### Data entries
================================
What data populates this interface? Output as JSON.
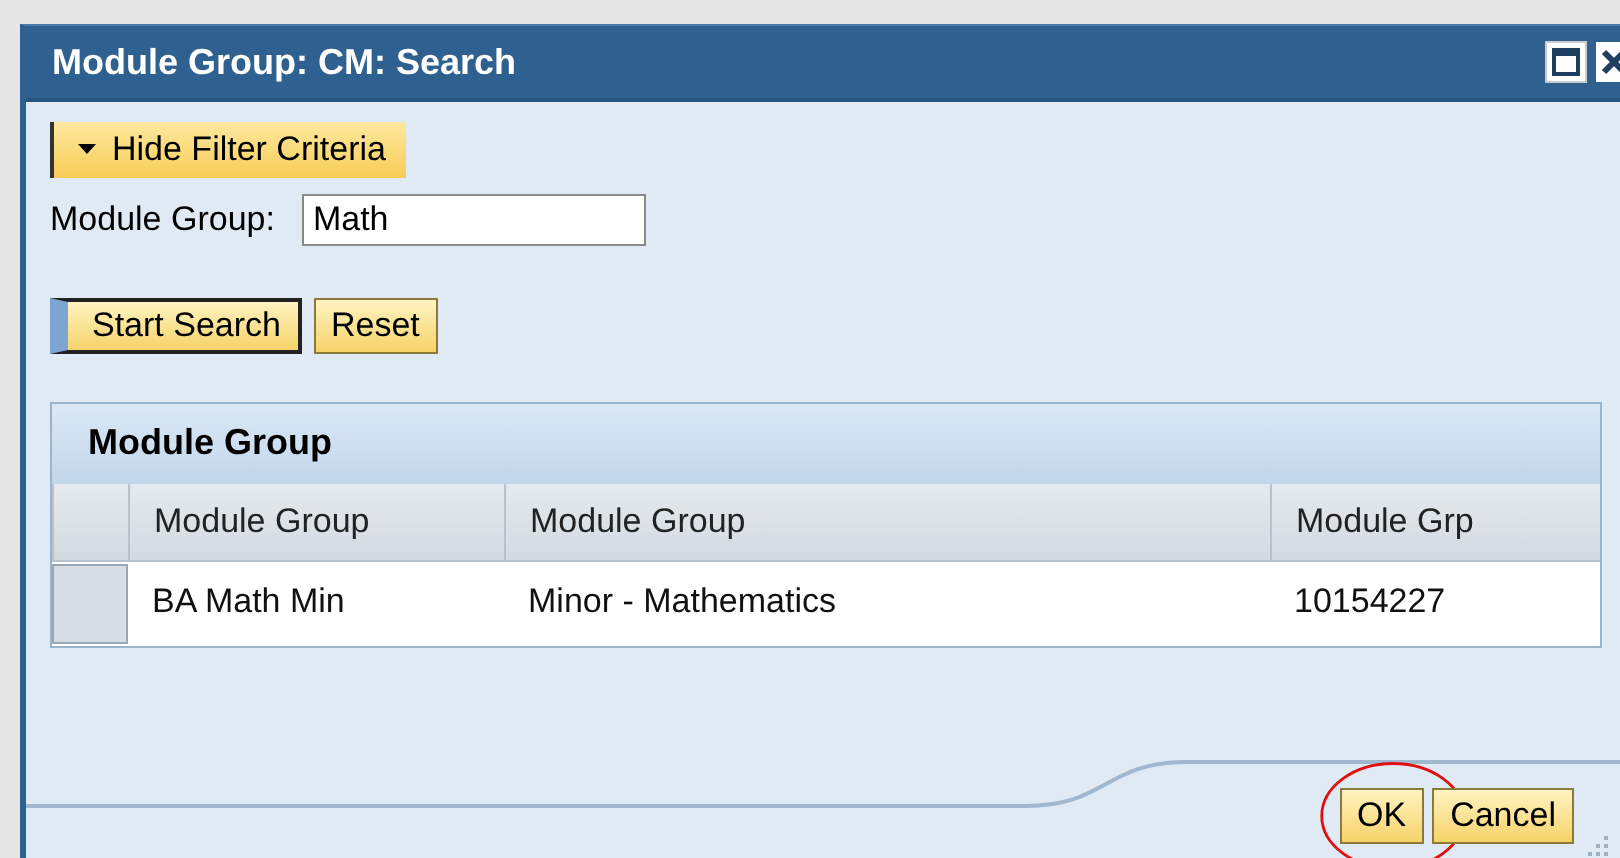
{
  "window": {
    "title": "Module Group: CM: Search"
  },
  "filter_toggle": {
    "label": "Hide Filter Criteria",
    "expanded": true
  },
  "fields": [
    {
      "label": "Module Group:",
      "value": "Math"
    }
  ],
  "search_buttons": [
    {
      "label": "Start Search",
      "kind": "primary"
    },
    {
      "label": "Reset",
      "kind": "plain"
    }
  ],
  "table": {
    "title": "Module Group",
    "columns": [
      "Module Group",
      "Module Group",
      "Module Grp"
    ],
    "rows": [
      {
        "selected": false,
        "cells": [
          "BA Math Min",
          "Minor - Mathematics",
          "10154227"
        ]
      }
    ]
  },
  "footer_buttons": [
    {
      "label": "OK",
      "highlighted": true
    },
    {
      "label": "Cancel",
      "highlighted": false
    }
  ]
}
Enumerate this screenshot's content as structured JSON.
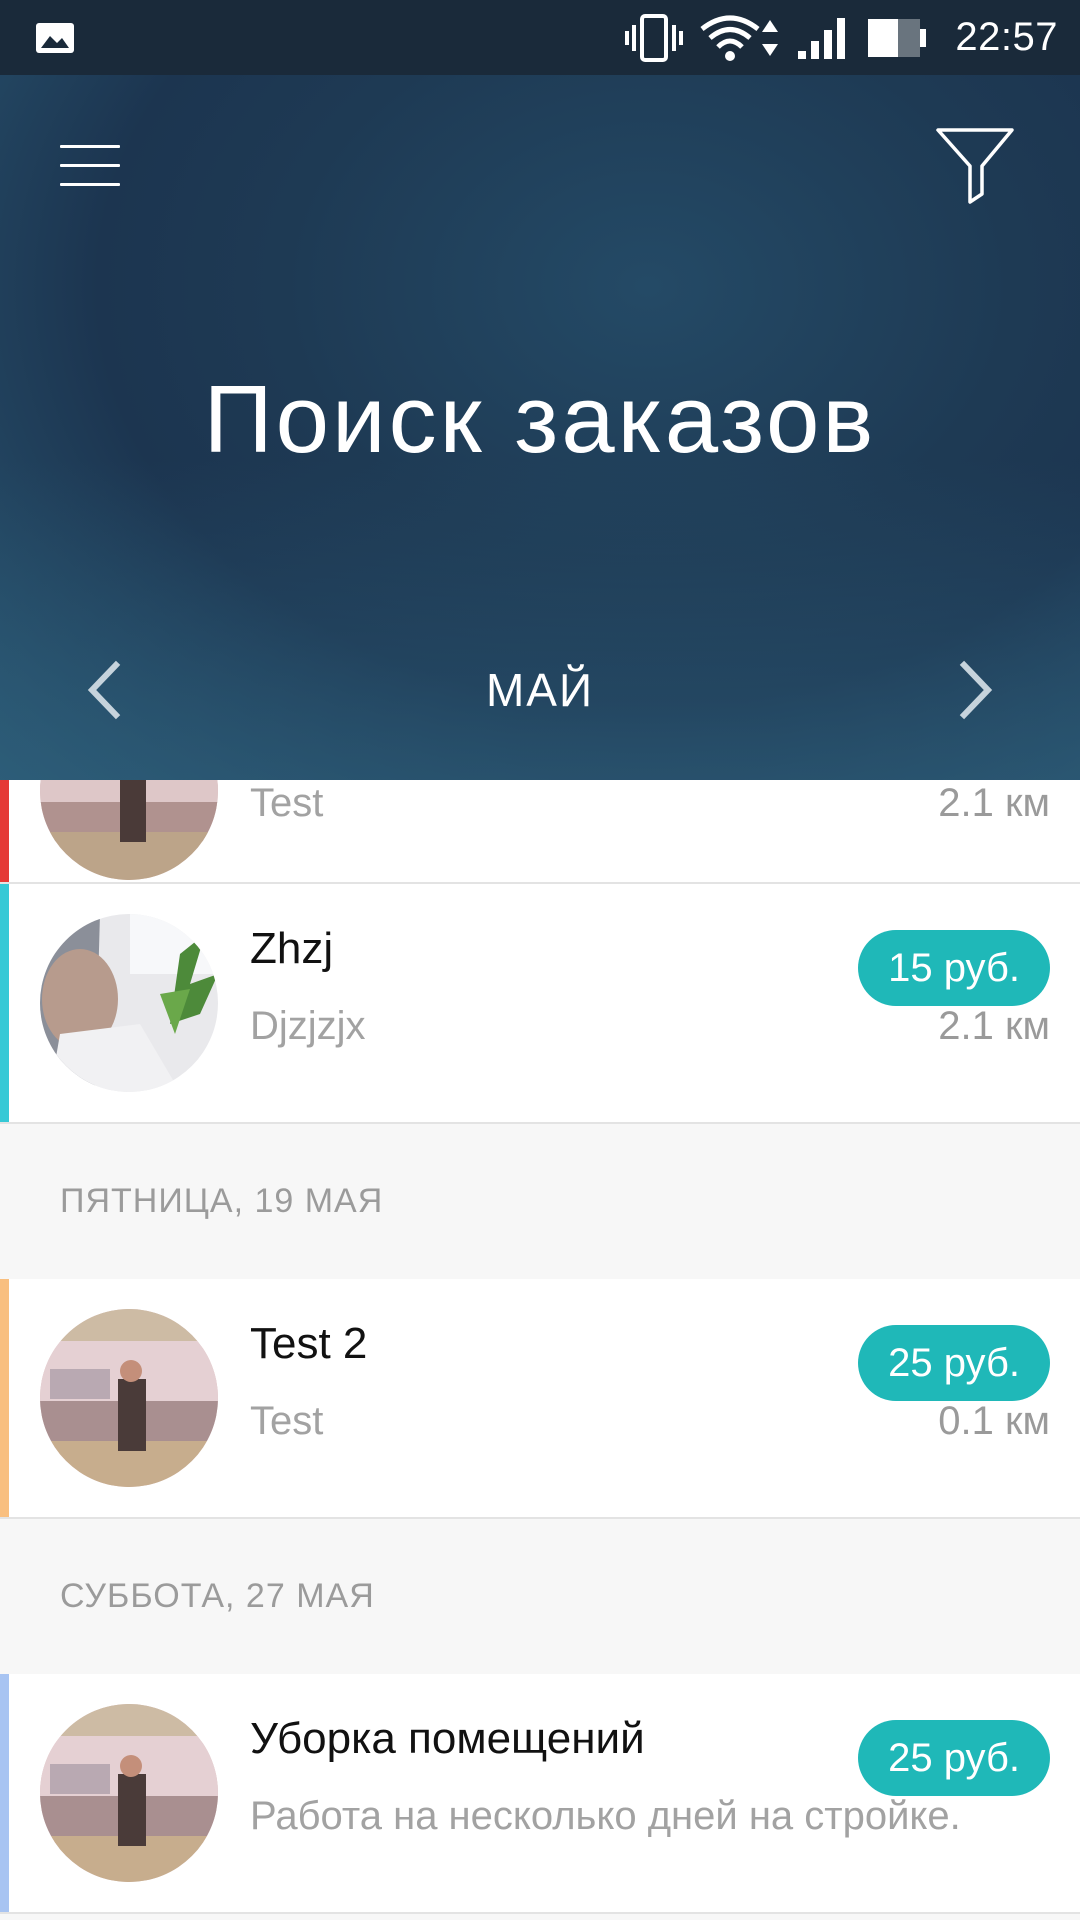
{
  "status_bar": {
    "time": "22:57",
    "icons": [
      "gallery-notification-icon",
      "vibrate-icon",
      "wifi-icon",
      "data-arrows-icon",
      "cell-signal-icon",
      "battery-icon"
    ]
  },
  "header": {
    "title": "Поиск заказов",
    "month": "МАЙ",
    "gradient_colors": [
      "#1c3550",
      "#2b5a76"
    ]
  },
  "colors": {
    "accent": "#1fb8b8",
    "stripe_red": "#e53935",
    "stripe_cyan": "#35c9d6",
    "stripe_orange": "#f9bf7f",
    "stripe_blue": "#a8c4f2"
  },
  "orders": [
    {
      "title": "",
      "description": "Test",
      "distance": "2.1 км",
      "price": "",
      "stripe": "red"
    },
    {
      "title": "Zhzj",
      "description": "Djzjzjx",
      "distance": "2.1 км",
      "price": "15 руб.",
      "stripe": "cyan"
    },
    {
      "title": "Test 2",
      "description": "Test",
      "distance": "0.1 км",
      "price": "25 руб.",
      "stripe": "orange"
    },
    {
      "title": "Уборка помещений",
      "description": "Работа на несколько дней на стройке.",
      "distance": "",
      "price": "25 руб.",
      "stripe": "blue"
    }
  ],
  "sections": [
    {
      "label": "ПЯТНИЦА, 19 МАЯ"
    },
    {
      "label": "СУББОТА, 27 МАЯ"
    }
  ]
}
================================
### Written task
Retype each line of the listing above word for word. Exclude the pictures.

### Final answer
What data populates this interface? Output as JSON.
{
  "window": {
    "title": "Module Group: CM: Search"
  },
  "filter_toggle": {
    "label": "Hide Filter Criteria",
    "expanded": true
  },
  "fields": [
    {
      "label": "Module Group:",
      "value": "Math"
    }
  ],
  "search_buttons": [
    {
      "label": "Start Search",
      "kind": "primary"
    },
    {
      "label": "Reset",
      "kind": "plain"
    }
  ],
  "table": {
    "title": "Module Group",
    "columns": [
      "Module Group",
      "Module Group",
      "Module Grp"
    ],
    "rows": [
      {
        "selected": false,
        "cells": [
          "BA Math Min",
          "Minor - Mathematics",
          "10154227"
        ]
      }
    ]
  },
  "footer_buttons": [
    {
      "label": "OK",
      "highlighted": true
    },
    {
      "label": "Cancel",
      "highlighted": false
    }
  ]
}
Enumerate this screenshot's content as structured JSON.
{
  "status_bar": {
    "time": "22:57",
    "icons": [
      "gallery-notification-icon",
      "vibrate-icon",
      "wifi-icon",
      "data-arrows-icon",
      "cell-signal-icon",
      "battery-icon"
    ]
  },
  "header": {
    "title": "Поиск заказов",
    "month": "МАЙ",
    "gradient_colors": [
      "#1c3550",
      "#2b5a76"
    ]
  },
  "colors": {
    "accent": "#1fb8b8",
    "stripe_red": "#e53935",
    "stripe_cyan": "#35c9d6",
    "stripe_orange": "#f9bf7f",
    "stripe_blue": "#a8c4f2"
  },
  "orders": [
    {
      "title": "",
      "description": "Test",
      "distance": "2.1 км",
      "price": "",
      "stripe": "red"
    },
    {
      "title": "Zhzj",
      "description": "Djzjzjx",
      "distance": "2.1 км",
      "price": "15 руб.",
      "stripe": "cyan"
    },
    {
      "title": "Test 2",
      "description": "Test",
      "distance": "0.1 км",
      "price": "25 руб.",
      "stripe": "orange"
    },
    {
      "title": "Уборка помещений",
      "description": "Работа на несколько дней на стройке.",
      "distance": "",
      "price": "25 руб.",
      "stripe": "blue"
    }
  ],
  "sections": [
    {
      "label": "ПЯТНИЦА, 19 МАЯ"
    },
    {
      "label": "СУББОТА, 27 МАЯ"
    }
  ]
}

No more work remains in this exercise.